● RECORDS FOR THIS EXERCISE:
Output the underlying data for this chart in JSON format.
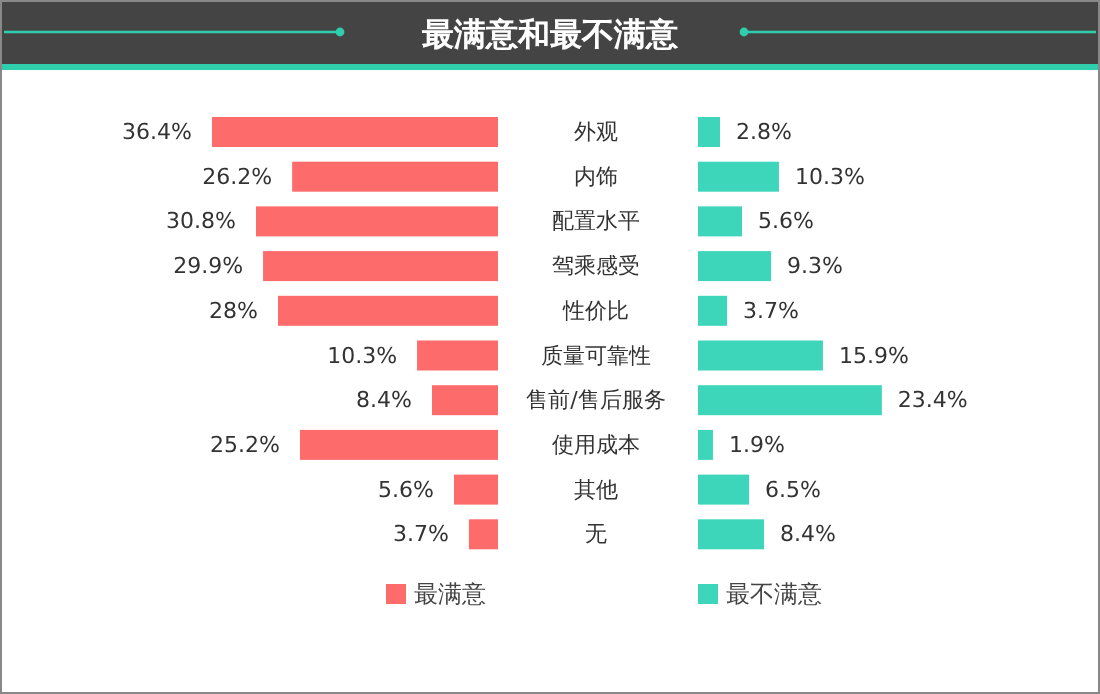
{
  "chart_data": [
    {
      "type": "bar",
      "orientation": "horizontal",
      "title": "最满意和最不满意",
      "categories": [
        "外观",
        "内饰",
        "配置水平",
        "驾乘感受",
        "性价比",
        "质量可靠性",
        "售前/售后服务",
        "使用成本",
        "其他",
        "无"
      ],
      "series": [
        {
          "name": "最满意",
          "color": "#fe6b6b",
          "values": [
            36.4,
            26.2,
            30.8,
            29.9,
            28,
            10.3,
            8.4,
            25.2,
            5.6,
            3.7
          ],
          "value_labels": [
            "36.4%",
            "26.2%",
            "30.8%",
            "29.9%",
            "28%",
            "10.3%",
            "8.4%",
            "25.2%",
            "5.6%",
            "3.7%"
          ]
        }
      ],
      "legend": "bottom"
    },
    {
      "type": "bar",
      "orientation": "horizontal",
      "categories": [
        null,
        null,
        null,
        null,
        null,
        null,
        null,
        null,
        null,
        null
      ],
      "series": [
        {
          "name": "最不满意",
          "color": "#3dd6bb",
          "values": [
            2.8,
            10.3,
            5.6,
            9.3,
            3.7,
            15.9,
            23.4,
            1.9,
            6.5,
            8.4
          ],
          "value_labels": [
            "2.8%",
            "10.3%",
            "5.6%",
            "9.3%",
            "3.7%",
            "15.9%",
            "23.4%",
            "1.9%",
            "6.5%",
            "8.4%"
          ]
        }
      ],
      "legend": "bottom"
    }
  ]
}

● TASK DETAILS:
Every record above should be written out again without change, except that the pictures are left out.

● RESPONSE BELOW:
Output the underlying data for this chart in JSON format.
{
  "chart_data": [
    {
      "type": "bar",
      "orientation": "horizontal",
      "title": "最满意和最不满意",
      "categories": [
        "外观",
        "内饰",
        "配置水平",
        "驾乘感受",
        "性价比",
        "质量可靠性",
        "售前/售后服务",
        "使用成本",
        "其他",
        "无"
      ],
      "series": [
        {
          "name": "最满意",
          "color": "#fe6b6b",
          "values": [
            36.4,
            26.2,
            30.8,
            29.9,
            28,
            10.3,
            8.4,
            25.2,
            5.6,
            3.7
          ],
          "value_labels": [
            "36.4%",
            "26.2%",
            "30.8%",
            "29.9%",
            "28%",
            "10.3%",
            "8.4%",
            "25.2%",
            "5.6%",
            "3.7%"
          ]
        }
      ],
      "legend": "bottom"
    },
    {
      "type": "bar",
      "orientation": "horizontal",
      "categories": [
        null,
        null,
        null,
        null,
        null,
        null,
        null,
        null,
        null,
        null
      ],
      "series": [
        {
          "name": "最不满意",
          "color": "#3dd6bb",
          "values": [
            2.8,
            10.3,
            5.6,
            9.3,
            3.7,
            15.9,
            23.4,
            1.9,
            6.5,
            8.4
          ],
          "value_labels": [
            "2.8%",
            "10.3%",
            "5.6%",
            "9.3%",
            "3.7%",
            "15.9%",
            "23.4%",
            "1.9%",
            "6.5%",
            "8.4%"
          ]
        }
      ],
      "legend": "bottom"
    }
  ]
}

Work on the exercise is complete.